* Start Given records *

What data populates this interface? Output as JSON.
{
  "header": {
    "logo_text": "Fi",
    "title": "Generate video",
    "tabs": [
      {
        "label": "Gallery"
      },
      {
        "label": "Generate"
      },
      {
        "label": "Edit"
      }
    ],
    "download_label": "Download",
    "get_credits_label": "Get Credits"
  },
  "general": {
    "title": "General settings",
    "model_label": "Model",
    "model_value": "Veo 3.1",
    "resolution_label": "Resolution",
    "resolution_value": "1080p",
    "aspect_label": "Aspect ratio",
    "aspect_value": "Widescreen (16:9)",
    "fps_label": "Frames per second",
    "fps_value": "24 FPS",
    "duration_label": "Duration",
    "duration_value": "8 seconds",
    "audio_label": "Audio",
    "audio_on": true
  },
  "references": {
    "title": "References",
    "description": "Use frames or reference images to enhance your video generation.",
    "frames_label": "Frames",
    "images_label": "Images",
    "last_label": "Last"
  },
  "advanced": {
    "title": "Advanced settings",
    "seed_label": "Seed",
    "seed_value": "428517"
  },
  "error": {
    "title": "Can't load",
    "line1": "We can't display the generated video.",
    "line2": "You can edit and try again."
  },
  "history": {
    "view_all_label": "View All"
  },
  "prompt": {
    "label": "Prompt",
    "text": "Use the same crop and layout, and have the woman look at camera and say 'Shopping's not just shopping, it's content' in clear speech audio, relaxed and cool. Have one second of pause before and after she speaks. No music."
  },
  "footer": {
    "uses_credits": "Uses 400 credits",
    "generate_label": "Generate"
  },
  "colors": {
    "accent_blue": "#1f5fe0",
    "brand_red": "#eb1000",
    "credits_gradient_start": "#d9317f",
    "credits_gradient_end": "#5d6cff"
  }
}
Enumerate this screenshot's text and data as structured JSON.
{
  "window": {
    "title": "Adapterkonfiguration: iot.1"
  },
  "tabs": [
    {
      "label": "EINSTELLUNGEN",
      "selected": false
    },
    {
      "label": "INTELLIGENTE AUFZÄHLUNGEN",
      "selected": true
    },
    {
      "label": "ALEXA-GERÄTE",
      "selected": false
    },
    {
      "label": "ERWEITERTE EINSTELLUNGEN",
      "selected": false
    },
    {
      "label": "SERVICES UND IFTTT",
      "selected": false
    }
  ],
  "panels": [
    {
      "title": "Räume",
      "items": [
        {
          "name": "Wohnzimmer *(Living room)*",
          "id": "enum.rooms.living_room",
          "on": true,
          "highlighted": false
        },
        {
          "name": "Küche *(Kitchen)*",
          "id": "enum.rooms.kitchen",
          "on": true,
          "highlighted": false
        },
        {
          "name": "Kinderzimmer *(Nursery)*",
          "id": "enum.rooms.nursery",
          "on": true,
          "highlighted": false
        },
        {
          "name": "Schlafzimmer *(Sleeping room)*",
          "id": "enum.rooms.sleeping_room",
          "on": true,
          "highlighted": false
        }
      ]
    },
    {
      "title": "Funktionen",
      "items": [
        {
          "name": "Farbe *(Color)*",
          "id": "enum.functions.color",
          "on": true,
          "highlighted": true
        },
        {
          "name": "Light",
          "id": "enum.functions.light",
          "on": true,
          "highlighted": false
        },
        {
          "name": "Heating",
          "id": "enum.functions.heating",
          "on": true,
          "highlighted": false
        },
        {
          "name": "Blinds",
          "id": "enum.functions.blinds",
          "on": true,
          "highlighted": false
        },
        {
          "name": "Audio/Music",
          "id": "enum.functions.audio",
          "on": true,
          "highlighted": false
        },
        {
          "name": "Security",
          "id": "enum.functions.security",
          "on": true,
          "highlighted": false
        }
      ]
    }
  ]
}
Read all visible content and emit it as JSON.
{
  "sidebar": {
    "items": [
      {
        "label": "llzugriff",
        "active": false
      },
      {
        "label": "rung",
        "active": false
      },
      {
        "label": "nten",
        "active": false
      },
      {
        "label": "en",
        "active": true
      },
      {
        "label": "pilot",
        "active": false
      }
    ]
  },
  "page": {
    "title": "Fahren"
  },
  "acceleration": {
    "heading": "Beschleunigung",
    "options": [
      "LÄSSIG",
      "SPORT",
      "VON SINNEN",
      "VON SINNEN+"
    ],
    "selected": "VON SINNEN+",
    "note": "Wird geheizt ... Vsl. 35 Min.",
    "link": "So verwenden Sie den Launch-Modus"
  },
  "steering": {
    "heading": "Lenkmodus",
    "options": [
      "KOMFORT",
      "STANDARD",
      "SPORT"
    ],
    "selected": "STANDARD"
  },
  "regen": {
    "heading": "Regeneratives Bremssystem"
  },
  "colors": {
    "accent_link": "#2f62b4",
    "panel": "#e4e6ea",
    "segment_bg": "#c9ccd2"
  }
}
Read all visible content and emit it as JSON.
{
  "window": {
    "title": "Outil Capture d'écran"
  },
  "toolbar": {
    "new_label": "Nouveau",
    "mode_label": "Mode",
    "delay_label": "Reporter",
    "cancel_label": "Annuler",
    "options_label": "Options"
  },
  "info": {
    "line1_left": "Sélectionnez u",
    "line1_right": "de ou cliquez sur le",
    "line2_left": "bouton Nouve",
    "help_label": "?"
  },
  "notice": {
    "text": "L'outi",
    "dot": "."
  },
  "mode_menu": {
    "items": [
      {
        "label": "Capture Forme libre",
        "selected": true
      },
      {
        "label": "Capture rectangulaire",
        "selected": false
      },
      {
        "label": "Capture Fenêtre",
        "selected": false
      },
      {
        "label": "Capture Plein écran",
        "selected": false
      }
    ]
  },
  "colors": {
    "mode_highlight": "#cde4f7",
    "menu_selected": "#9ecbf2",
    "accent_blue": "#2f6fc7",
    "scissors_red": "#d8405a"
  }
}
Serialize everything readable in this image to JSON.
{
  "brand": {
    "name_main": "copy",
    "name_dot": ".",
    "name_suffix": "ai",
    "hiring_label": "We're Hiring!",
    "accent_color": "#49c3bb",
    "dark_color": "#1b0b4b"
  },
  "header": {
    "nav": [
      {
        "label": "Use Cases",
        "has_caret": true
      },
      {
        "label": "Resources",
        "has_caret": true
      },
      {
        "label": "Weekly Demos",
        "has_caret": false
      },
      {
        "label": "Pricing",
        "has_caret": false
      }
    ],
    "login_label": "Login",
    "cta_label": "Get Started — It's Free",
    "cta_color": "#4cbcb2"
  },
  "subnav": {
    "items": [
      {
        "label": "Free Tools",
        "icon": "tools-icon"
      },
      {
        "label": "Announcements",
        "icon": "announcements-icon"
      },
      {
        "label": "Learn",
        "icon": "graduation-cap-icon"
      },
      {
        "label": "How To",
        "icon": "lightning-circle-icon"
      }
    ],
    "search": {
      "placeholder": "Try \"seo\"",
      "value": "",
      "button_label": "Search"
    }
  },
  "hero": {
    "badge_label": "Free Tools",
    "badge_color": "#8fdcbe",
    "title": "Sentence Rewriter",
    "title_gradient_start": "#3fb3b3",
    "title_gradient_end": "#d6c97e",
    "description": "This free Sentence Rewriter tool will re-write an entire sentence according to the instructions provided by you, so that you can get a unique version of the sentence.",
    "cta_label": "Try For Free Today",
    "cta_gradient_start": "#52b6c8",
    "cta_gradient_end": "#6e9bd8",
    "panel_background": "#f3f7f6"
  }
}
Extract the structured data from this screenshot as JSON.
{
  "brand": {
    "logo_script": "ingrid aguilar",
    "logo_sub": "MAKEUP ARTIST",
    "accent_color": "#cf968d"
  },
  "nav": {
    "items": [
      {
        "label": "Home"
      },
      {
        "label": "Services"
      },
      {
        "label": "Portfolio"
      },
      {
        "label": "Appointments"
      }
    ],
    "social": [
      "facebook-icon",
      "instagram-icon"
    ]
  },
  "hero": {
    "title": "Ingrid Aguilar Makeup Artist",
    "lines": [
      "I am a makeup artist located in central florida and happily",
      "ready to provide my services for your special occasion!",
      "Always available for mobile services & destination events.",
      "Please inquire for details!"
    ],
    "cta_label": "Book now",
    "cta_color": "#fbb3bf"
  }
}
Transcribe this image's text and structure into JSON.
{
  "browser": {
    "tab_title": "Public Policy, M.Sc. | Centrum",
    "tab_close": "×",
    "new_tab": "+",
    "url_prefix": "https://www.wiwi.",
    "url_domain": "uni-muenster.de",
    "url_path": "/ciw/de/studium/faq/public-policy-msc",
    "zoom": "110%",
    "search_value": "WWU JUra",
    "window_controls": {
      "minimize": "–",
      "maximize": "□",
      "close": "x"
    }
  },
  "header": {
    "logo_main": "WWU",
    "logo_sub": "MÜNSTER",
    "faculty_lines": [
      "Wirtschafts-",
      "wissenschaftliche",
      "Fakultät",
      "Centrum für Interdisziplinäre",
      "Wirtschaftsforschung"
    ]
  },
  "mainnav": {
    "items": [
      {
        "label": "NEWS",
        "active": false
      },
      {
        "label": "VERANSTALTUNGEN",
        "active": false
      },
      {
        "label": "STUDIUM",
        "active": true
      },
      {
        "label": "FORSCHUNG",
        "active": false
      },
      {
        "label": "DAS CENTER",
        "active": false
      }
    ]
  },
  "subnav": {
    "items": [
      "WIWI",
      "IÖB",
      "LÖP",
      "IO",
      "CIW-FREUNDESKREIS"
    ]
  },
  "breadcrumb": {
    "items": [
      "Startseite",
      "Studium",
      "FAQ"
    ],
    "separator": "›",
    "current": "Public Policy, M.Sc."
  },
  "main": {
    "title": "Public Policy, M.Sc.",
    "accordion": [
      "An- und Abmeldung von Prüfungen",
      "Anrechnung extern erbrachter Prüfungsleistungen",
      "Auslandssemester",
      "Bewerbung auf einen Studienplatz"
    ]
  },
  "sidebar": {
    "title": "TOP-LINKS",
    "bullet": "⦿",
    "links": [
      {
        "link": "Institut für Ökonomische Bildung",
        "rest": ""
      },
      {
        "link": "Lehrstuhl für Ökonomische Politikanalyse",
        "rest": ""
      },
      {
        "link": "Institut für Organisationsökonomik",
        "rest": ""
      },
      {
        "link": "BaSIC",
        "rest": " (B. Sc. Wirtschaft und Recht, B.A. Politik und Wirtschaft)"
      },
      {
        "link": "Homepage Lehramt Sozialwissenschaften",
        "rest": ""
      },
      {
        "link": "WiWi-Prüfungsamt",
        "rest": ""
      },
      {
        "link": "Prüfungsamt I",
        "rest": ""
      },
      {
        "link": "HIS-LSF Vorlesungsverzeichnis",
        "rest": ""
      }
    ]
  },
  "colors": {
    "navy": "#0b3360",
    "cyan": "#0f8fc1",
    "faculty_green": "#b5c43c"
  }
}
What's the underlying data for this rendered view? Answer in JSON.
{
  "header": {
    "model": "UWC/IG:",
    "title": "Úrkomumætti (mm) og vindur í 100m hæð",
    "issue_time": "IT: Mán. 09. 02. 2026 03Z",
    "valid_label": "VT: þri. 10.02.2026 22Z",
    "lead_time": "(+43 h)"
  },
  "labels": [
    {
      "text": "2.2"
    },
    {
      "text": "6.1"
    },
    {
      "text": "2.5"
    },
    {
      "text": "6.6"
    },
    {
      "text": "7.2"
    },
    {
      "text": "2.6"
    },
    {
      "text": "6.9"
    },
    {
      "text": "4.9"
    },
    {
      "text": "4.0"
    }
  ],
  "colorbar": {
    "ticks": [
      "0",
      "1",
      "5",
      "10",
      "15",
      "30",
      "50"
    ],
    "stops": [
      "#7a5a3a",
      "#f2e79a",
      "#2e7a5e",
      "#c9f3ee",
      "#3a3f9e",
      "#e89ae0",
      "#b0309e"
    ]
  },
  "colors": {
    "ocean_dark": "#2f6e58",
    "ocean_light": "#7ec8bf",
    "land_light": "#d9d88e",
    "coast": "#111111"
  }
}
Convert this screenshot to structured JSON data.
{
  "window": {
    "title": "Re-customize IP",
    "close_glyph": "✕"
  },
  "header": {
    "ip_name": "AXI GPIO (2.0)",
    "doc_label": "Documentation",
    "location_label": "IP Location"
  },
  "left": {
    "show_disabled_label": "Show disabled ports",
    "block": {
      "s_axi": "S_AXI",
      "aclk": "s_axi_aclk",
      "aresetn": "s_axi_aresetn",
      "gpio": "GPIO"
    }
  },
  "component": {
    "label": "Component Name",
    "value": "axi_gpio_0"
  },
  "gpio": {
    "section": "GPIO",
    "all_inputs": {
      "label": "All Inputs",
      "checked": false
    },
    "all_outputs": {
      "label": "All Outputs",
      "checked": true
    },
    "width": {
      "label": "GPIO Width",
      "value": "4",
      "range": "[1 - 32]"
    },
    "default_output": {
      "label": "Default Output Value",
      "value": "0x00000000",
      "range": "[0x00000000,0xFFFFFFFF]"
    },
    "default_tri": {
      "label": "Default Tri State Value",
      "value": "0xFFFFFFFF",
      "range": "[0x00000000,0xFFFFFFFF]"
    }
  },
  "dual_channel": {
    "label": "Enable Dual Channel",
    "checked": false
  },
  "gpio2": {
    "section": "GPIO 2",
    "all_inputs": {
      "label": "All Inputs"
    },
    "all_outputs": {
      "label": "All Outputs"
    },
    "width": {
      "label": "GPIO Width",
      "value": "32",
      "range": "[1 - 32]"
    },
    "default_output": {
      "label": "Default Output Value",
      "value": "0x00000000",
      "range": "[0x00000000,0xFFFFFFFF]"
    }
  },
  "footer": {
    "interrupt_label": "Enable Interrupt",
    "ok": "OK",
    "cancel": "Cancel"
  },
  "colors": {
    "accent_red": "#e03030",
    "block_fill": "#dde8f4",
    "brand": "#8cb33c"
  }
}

* End Given records *

__Exercise directions__: Go through the data and gather every line that holds "EINSTELLUNGEN".

__Finished answer__:
      "label": "EINSTELLUNGEN",
      "label": "ERWEITERTE EINSTELLUNGEN",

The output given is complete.